↓↓↓
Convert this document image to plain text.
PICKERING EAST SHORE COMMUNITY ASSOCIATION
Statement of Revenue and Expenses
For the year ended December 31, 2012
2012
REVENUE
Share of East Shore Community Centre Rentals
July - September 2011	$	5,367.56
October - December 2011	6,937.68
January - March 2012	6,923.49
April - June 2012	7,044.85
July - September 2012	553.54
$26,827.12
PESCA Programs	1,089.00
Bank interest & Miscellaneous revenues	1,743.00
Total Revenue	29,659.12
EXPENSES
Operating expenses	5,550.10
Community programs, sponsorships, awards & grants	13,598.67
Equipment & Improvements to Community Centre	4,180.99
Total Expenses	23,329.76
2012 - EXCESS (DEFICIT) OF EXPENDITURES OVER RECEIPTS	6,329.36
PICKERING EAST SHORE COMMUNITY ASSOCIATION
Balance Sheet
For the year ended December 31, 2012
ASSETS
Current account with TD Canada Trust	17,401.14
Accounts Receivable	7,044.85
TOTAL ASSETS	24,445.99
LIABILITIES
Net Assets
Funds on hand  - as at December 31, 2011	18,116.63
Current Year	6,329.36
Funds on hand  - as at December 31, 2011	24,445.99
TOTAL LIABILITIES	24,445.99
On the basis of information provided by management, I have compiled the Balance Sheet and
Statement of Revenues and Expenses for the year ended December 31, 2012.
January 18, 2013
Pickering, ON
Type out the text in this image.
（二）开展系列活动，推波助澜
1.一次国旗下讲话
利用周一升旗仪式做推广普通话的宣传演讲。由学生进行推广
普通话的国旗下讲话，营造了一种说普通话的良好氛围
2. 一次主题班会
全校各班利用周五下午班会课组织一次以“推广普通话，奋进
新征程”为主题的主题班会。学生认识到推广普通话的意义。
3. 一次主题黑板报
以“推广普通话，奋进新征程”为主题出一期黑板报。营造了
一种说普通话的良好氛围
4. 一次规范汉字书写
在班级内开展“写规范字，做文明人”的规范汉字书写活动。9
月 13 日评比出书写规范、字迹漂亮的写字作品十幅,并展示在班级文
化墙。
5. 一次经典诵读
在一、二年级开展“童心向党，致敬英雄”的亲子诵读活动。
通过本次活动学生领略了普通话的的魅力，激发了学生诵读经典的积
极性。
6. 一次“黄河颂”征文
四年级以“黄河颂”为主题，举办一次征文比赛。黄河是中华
↑↑↑
EXERCISE INSTRUCTIONS ▸
Set down, word for word, every line from the line that holds "Type out the text in this image." to the end of the entries above, including both ends.

RESULT OF THE TASK ▸
Type out the text in this image.
（二）开展系列活动，推波助澜
1.一次国旗下讲话
利用周一升旗仪式做推广普通话的宣传演讲。由学生进行推广
普通话的国旗下讲话，营造了一种说普通话的良好氛围
2. 一次主题班会
全校各班利用周五下午班会课组织一次以“推广普通话，奋进
新征程”为主题的主题班会。学生认识到推广普通话的意义。
3. 一次主题黑板报
以“推广普通话，奋进新征程”为主题出一期黑板报。营造了
一种说普通话的良好氛围
4. 一次规范汉字书写
在班级内开展“写规范字，做文明人”的规范汉字书写活动。9
月 13 日评比出书写规范、字迹漂亮的写字作品十幅,并展示在班级文
化墙。
5. 一次经典诵读
在一、二年级开展“童心向党，致敬英雄”的亲子诵读活动。
通过本次活动学生领略了普通话的的魅力，激发了学生诵读经典的积
极性。
6. 一次“黄河颂”征文
四年级以“黄河颂”为主题，举办一次征文比赛。黄河是中华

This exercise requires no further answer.